(Records from a collection of figures)
————————
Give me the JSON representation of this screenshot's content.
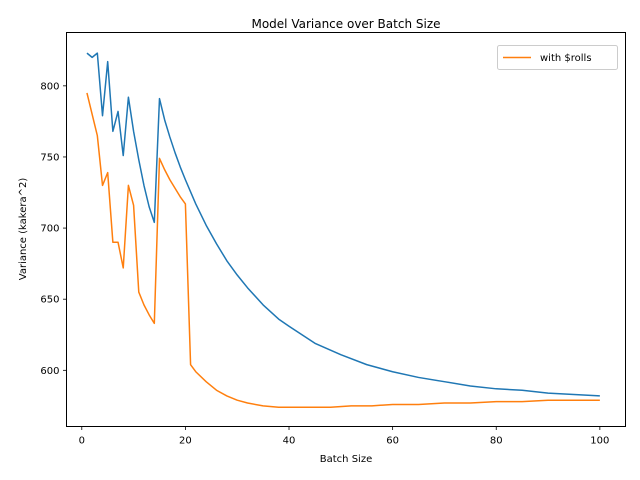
{
  "chart_data": {
    "type": "line",
    "title": "Model Variance over Batch Size",
    "xlabel": "Batch Size",
    "ylabel": "Variance (kakera^2)",
    "xlim": [
      -2.95,
      104.95
    ],
    "ylim": [
      560.5,
      837.5
    ],
    "xticks": [
      0,
      20,
      40,
      60,
      80,
      100
    ],
    "yticks": [
      600,
      650,
      700,
      750,
      800
    ],
    "grid": false,
    "legend_position": "upper right",
    "series": [
      {
        "name": "",
        "color": "#1f77b4",
        "x": [
          1,
          2,
          3,
          4,
          5,
          6,
          7,
          8,
          9,
          10,
          11,
          12,
          13,
          14,
          15,
          16,
          17,
          18,
          19,
          20,
          22,
          24,
          26,
          28,
          30,
          32,
          35,
          38,
          40,
          45,
          50,
          55,
          60,
          65,
          70,
          75,
          80,
          85,
          90,
          95,
          100
        ],
        "y": [
          823,
          820,
          823,
          779,
          817,
          768,
          782,
          751,
          792,
          768,
          748,
          730,
          715,
          704,
          791,
          776,
          764,
          753,
          743,
          734,
          717,
          702,
          689,
          677,
          667,
          658,
          646,
          636,
          631,
          619,
          611,
          604,
          599,
          595,
          592,
          589,
          587,
          586,
          584,
          583,
          582
        ]
      },
      {
        "name": "with $rolls",
        "color": "#ff7f0e",
        "x": [
          1,
          2,
          3,
          4,
          5,
          6,
          7,
          8,
          9,
          10,
          11,
          12,
          13,
          14,
          15,
          16,
          17,
          18,
          19,
          20,
          21,
          22,
          24,
          26,
          28,
          30,
          32,
          35,
          38,
          40,
          44,
          48,
          52,
          56,
          60,
          65,
          70,
          75,
          80,
          85,
          90,
          95,
          100
        ],
        "y": [
          795,
          780,
          765,
          730,
          739,
          690,
          690,
          672,
          730,
          716,
          655,
          646,
          639,
          633,
          749,
          741,
          734,
          728,
          722,
          717,
          604,
          599,
          592,
          586,
          582,
          579,
          577,
          575,
          574,
          574,
          574,
          574,
          575,
          575,
          576,
          576,
          577,
          577,
          578,
          578,
          579,
          579,
          579
        ]
      }
    ]
  }
}
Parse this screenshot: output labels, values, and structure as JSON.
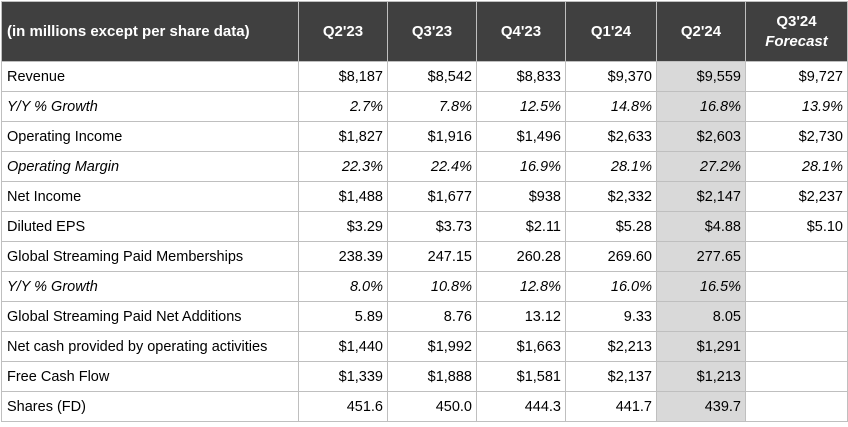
{
  "table": {
    "header": {
      "label": "(in millions except per share data)",
      "columns": [
        "Q2'23",
        "Q3'23",
        "Q4'23",
        "Q1'24",
        "Q2'24"
      ],
      "forecast": {
        "line1": "Q3'24",
        "line2": "Forecast"
      }
    },
    "highlight_color": "#d9d9d9",
    "header_bg": "#404040",
    "rows": [
      {
        "label": "Revenue",
        "italic": false,
        "values": [
          "$8,187",
          "$8,542",
          "$8,833",
          "$9,370",
          "$9,559",
          "$9,727"
        ]
      },
      {
        "label": "Y/Y % Growth",
        "italic": true,
        "values": [
          "2.7%",
          "7.8%",
          "12.5%",
          "14.8%",
          "16.8%",
          "13.9%"
        ]
      },
      {
        "label": "Operating Income",
        "italic": false,
        "values": [
          "$1,827",
          "$1,916",
          "$1,496",
          "$2,633",
          "$2,603",
          "$2,730"
        ]
      },
      {
        "label": "Operating Margin",
        "italic": true,
        "values": [
          "22.3%",
          "22.4%",
          "16.9%",
          "28.1%",
          "27.2%",
          "28.1%"
        ]
      },
      {
        "label": "Net Income",
        "italic": false,
        "values": [
          "$1,488",
          "$1,677",
          "$938",
          "$2,332",
          "$2,147",
          "$2,237"
        ]
      },
      {
        "label": "Diluted EPS",
        "italic": false,
        "values": [
          "$3.29",
          "$3.73",
          "$2.11",
          "$5.28",
          "$4.88",
          "$5.10"
        ]
      },
      {
        "label": "Global Streaming Paid Memberships",
        "italic": false,
        "values": [
          "238.39",
          "247.15",
          "260.28",
          "269.60",
          "277.65",
          ""
        ]
      },
      {
        "label": "Y/Y % Growth",
        "italic": true,
        "values": [
          "8.0%",
          "10.8%",
          "12.8%",
          "16.0%",
          "16.5%",
          ""
        ]
      },
      {
        "label": "Global Streaming Paid Net Additions",
        "italic": false,
        "values": [
          "5.89",
          "8.76",
          "13.12",
          "9.33",
          "8.05",
          ""
        ]
      },
      {
        "label": "Net cash provided by operating activities",
        "italic": false,
        "values": [
          "$1,440",
          "$1,992",
          "$1,663",
          "$2,213",
          "$1,291",
          ""
        ]
      },
      {
        "label": "Free Cash Flow",
        "italic": false,
        "values": [
          "$1,339",
          "$1,888",
          "$1,581",
          "$2,137",
          "$1,213",
          ""
        ]
      },
      {
        "label": "Shares (FD)",
        "italic": false,
        "values": [
          "451.6",
          "450.0",
          "444.3",
          "441.7",
          "439.7",
          ""
        ]
      }
    ]
  }
}
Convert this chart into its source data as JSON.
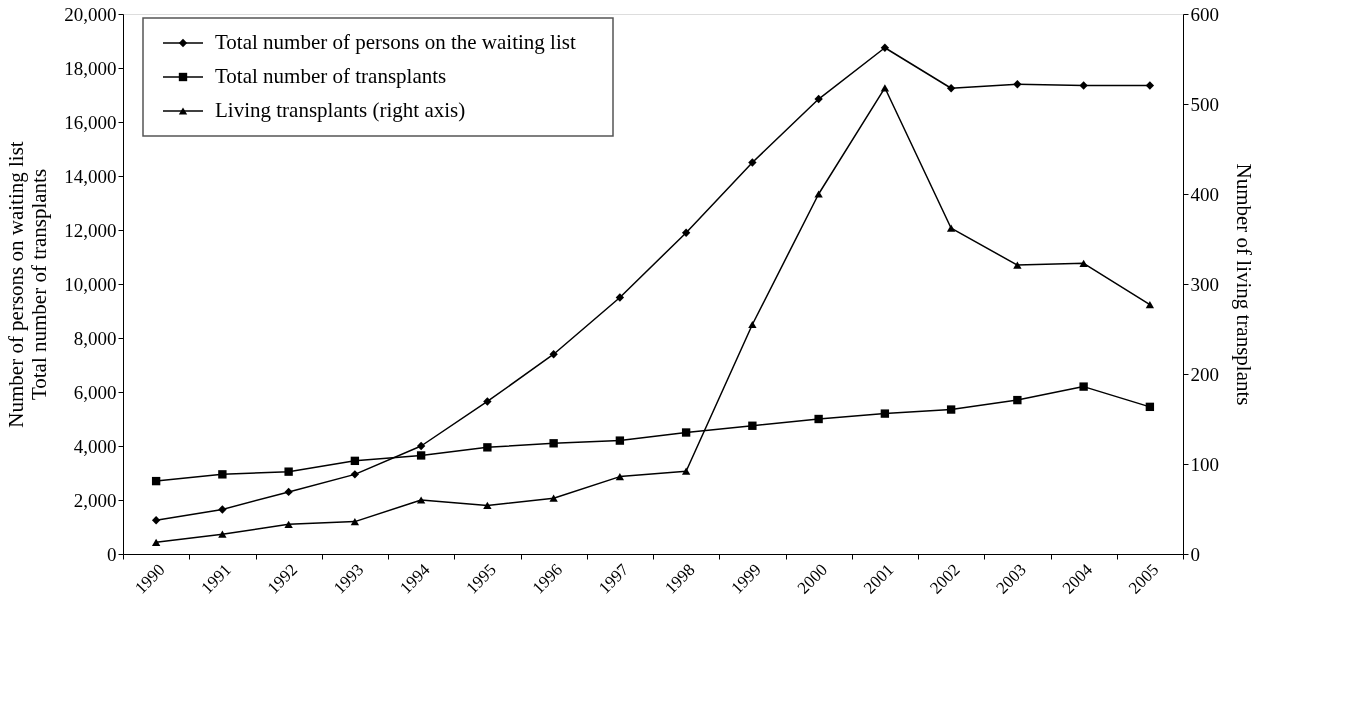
{
  "chart_data": {
    "type": "line",
    "ylabel": "Number of persons on waiting list\nTotal number of transplants",
    "y2label": "Number of living transplants",
    "categories": [
      "1990",
      "1991",
      "1992",
      "1993",
      "1994",
      "1995",
      "1996",
      "1997",
      "1998",
      "1999",
      "2000",
      "2001",
      "2002",
      "2003",
      "2004",
      "2005"
    ],
    "series": [
      {
        "name": "Total number of persons on the waiting list",
        "color": "#000000",
        "marker": "diamond",
        "values": [
          1250,
          1650,
          2300,
          2950,
          4000,
          5650,
          7400,
          9500,
          11900,
          14500,
          16850,
          18750,
          17250,
          17400,
          17350,
          17350
        ]
      },
      {
        "name": "Total number of transplants",
        "color": "#000000",
        "marker": "square",
        "values": [
          2700,
          2950,
          3050,
          3450,
          3650,
          3950,
          4100,
          4200,
          4500,
          4750,
          5000,
          5200,
          5350,
          5700,
          6200,
          5450
        ]
      },
      {
        "name": "Living transplants (right axis)",
        "color": "#000000",
        "marker": "triangle",
        "axis": "y2",
        "values": [
          13,
          22,
          33,
          36,
          60,
          54,
          62,
          86,
          92,
          255,
          400,
          518,
          362,
          321,
          323,
          277
        ]
      }
    ],
    "ylim": [
      0,
      20000
    ],
    "yticks": [
      0,
      {
        "value": 2000,
        "label": "2,000"
      },
      {
        "value": 4000,
        "label": "4,000"
      },
      {
        "value": 6000,
        "label": "6,000"
      },
      {
        "value": 8000,
        "label": "8,000"
      },
      {
        "value": 10000,
        "label": "10,000"
      },
      {
        "value": 12000,
        "label": "12,000"
      },
      {
        "value": 14000,
        "label": "14,000"
      },
      {
        "value": 16000,
        "label": "16,000"
      },
      {
        "value": 18000,
        "label": "18,000"
      },
      {
        "value": 20000,
        "label": "20,000"
      }
    ],
    "y2lim": [
      0,
      600
    ],
    "y2ticks": [
      0,
      100,
      200,
      300,
      400,
      500,
      600
    ],
    "grid": false,
    "legend": "top left",
    "line_style": "solid"
  }
}
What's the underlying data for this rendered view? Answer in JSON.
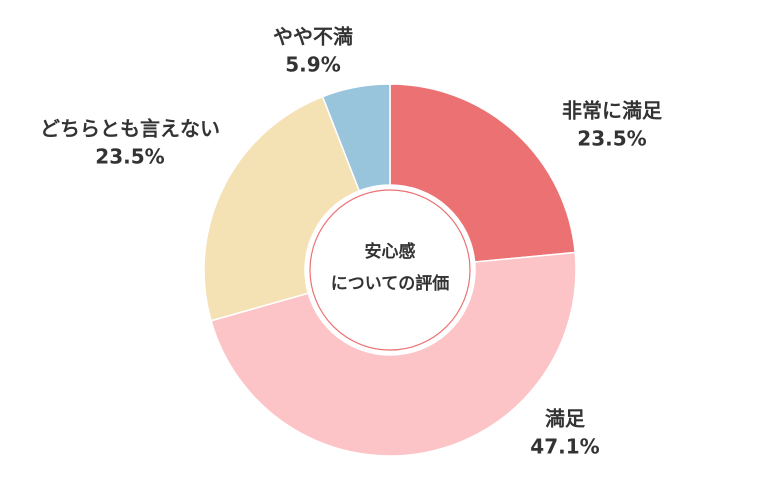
{
  "chart_data": {
    "type": "donut",
    "center_label": [
      "安心感",
      "についての評価"
    ],
    "categories": [
      "非常に満足",
      "満足",
      "どちらとも言えない",
      "やや不満"
    ],
    "values": [
      23.5,
      47.1,
      23.5,
      5.9
    ],
    "value_labels": [
      "23.5%",
      "47.1%",
      "23.5%",
      "5.9%"
    ],
    "colors": [
      "#ec7173",
      "#fcc4c6",
      "#f4e1b4",
      "#98c4dc"
    ]
  }
}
————————
Return the whole listing, word for word, and leave out every picture.

Give me the JSON representation of this screenshot's content.
{
  "chart_data": {
    "type": "line",
    "title": "Model Variance over Batch Size",
    "xlabel": "Batch Size",
    "ylabel": "Variance (kakera^2)",
    "xlim": [
      -2.95,
      104.95
    ],
    "ylim": [
      560.5,
      837.5
    ],
    "xticks": [
      0,
      20,
      40,
      60,
      80,
      100
    ],
    "yticks": [
      600,
      650,
      700,
      750,
      800
    ],
    "grid": false,
    "legend_position": "upper right",
    "series": [
      {
        "name": "",
        "color": "#1f77b4",
        "x": [
          1,
          2,
          3,
          4,
          5,
          6,
          7,
          8,
          9,
          10,
          11,
          12,
          13,
          14,
          15,
          16,
          17,
          18,
          19,
          20,
          22,
          24,
          26,
          28,
          30,
          32,
          35,
          38,
          40,
          45,
          50,
          55,
          60,
          65,
          70,
          75,
          80,
          85,
          90,
          95,
          100
        ],
        "y": [
          823,
          820,
          823,
          779,
          817,
          768,
          782,
          751,
          792,
          768,
          748,
          730,
          715,
          704,
          791,
          776,
          764,
          753,
          743,
          734,
          717,
          702,
          689,
          677,
          667,
          658,
          646,
          636,
          631,
          619,
          611,
          604,
          599,
          595,
          592,
          589,
          587,
          586,
          584,
          583,
          582
        ]
      },
      {
        "name": "with $rolls",
        "color": "#ff7f0e",
        "x": [
          1,
          2,
          3,
          4,
          5,
          6,
          7,
          8,
          9,
          10,
          11,
          12,
          13,
          14,
          15,
          16,
          17,
          18,
          19,
          20,
          21,
          22,
          24,
          26,
          28,
          30,
          32,
          35,
          38,
          40,
          44,
          48,
          52,
          56,
          60,
          65,
          70,
          75,
          80,
          85,
          90,
          95,
          100
        ],
        "y": [
          795,
          780,
          765,
          730,
          739,
          690,
          690,
          672,
          730,
          716,
          655,
          646,
          639,
          633,
          749,
          741,
          734,
          728,
          722,
          717,
          604,
          599,
          592,
          586,
          582,
          579,
          577,
          575,
          574,
          574,
          574,
          574,
          575,
          575,
          576,
          576,
          577,
          577,
          578,
          578,
          579,
          579,
          579
        ]
      }
    ]
  }
}
Parse this screenshot: output labels, values, and structure as JSON.
{
  "table": {
    "header": {
      "label": "(in millions except per share data)",
      "columns": [
        "Q2'23",
        "Q3'23",
        "Q4'23",
        "Q1'24",
        "Q2'24"
      ],
      "forecast": {
        "line1": "Q3'24",
        "line2": "Forecast"
      }
    },
    "highlight_color": "#d9d9d9",
    "header_bg": "#404040",
    "rows": [
      {
        "label": "Revenue",
        "italic": false,
        "values": [
          "$8,187",
          "$8,542",
          "$8,833",
          "$9,370",
          "$9,559",
          "$9,727"
        ]
      },
      {
        "label": "Y/Y % Growth",
        "italic": true,
        "values": [
          "2.7%",
          "7.8%",
          "12.5%",
          "14.8%",
          "16.8%",
          "13.9%"
        ]
      },
      {
        "label": "Operating Income",
        "italic": false,
        "values": [
          "$1,827",
          "$1,916",
          "$1,496",
          "$2,633",
          "$2,603",
          "$2,730"
        ]
      },
      {
        "label": "Operating Margin",
        "italic": true,
        "values": [
          "22.3%",
          "22.4%",
          "16.9%",
          "28.1%",
          "27.2%",
          "28.1%"
        ]
      },
      {
        "label": "Net Income",
        "italic": false,
        "values": [
          "$1,488",
          "$1,677",
          "$938",
          "$2,332",
          "$2,147",
          "$2,237"
        ]
      },
      {
        "label": "Diluted EPS",
        "italic": false,
        "values": [
          "$3.29",
          "$3.73",
          "$2.11",
          "$5.28",
          "$4.88",
          "$5.10"
        ]
      },
      {
        "label": "Global Streaming Paid Memberships",
        "italic": false,
        "values": [
          "238.39",
          "247.15",
          "260.28",
          "269.60",
          "277.65",
          ""
        ]
      },
      {
        "label": "Y/Y % Growth",
        "italic": true,
        "values": [
          "8.0%",
          "10.8%",
          "12.8%",
          "16.0%",
          "16.5%",
          ""
        ]
      },
      {
        "label": "Global Streaming Paid Net Additions",
        "italic": false,
        "values": [
          "5.89",
          "8.76",
          "13.12",
          "9.33",
          "8.05",
          ""
        ]
      },
      {
        "label": "Net cash provided by operating activities",
        "italic": false,
        "values": [
          "$1,440",
          "$1,992",
          "$1,663",
          "$2,213",
          "$1,291",
          ""
        ]
      },
      {
        "label": "Free Cash Flow",
        "italic": false,
        "values": [
          "$1,339",
          "$1,888",
          "$1,581",
          "$2,137",
          "$1,213",
          ""
        ]
      },
      {
        "label": "Shares (FD)",
        "italic": false,
        "values": [
          "451.6",
          "450.0",
          "444.3",
          "441.7",
          "439.7",
          ""
        ]
      }
    ]
  }
}
Convert this chart into its source data as JSON.
{
  "chart_data": {
    "type": "line",
    "ylabel": "Number of persons on waiting list\nTotal number of transplants",
    "y2label": "Number of living transplants",
    "categories": [
      "1990",
      "1991",
      "1992",
      "1993",
      "1994",
      "1995",
      "1996",
      "1997",
      "1998",
      "1999",
      "2000",
      "2001",
      "2002",
      "2003",
      "2004",
      "2005"
    ],
    "series": [
      {
        "name": "Total number of persons on the waiting list",
        "color": "#000000",
        "marker": "diamond",
        "values": [
          1250,
          1650,
          2300,
          2950,
          4000,
          5650,
          7400,
          9500,
          11900,
          14500,
          16850,
          18750,
          17250,
          17400,
          17350,
          17350
        ]
      },
      {
        "name": "Total number of transplants",
        "color": "#000000",
        "marker": "square",
        "values": [
          2700,
          2950,
          3050,
          3450,
          3650,
          3950,
          4100,
          4200,
          4500,
          4750,
          5000,
          5200,
          5350,
          5700,
          6200,
          5450
        ]
      },
      {
        "name": "Living transplants (right axis)",
        "color": "#000000",
        "marker": "triangle",
        "axis": "y2",
        "values": [
          13,
          22,
          33,
          36,
          60,
          54,
          62,
          86,
          92,
          255,
          400,
          518,
          362,
          321,
          323,
          277
        ]
      }
    ],
    "ylim": [
      0,
      20000
    ],
    "yticks": [
      0,
      {
        "value": 2000,
        "label": "2,000"
      },
      {
        "value": 4000,
        "label": "4,000"
      },
      {
        "value": 6000,
        "label": "6,000"
      },
      {
        "value": 8000,
        "label": "8,000"
      },
      {
        "value": 10000,
        "label": "10,000"
      },
      {
        "value": 12000,
        "label": "12,000"
      },
      {
        "value": 14000,
        "label": "14,000"
      },
      {
        "value": 16000,
        "label": "16,000"
      },
      {
        "value": 18000,
        "label": "18,000"
      },
      {
        "value": 20000,
        "label": "20,000"
      }
    ],
    "y2lim": [
      0,
      600
    ],
    "y2ticks": [
      0,
      100,
      200,
      300,
      400,
      500,
      600
    ],
    "grid": false,
    "legend": "top left",
    "line_style": "solid"
  }
}
What's the underlying data for this rendered view? Answer in JSON.
{
  "chart_data": {
    "type": "donut",
    "center_label": [
      "安心感",
      "についての評価"
    ],
    "categories": [
      "非常に満足",
      "満足",
      "どちらとも言えない",
      "やや不満"
    ],
    "values": [
      23.5,
      47.1,
      23.5,
      5.9
    ],
    "value_labels": [
      "23.5%",
      "47.1%",
      "23.5%",
      "5.9%"
    ],
    "colors": [
      "#ec7173",
      "#fcc4c6",
      "#f4e1b4",
      "#98c4dc"
    ]
  }
}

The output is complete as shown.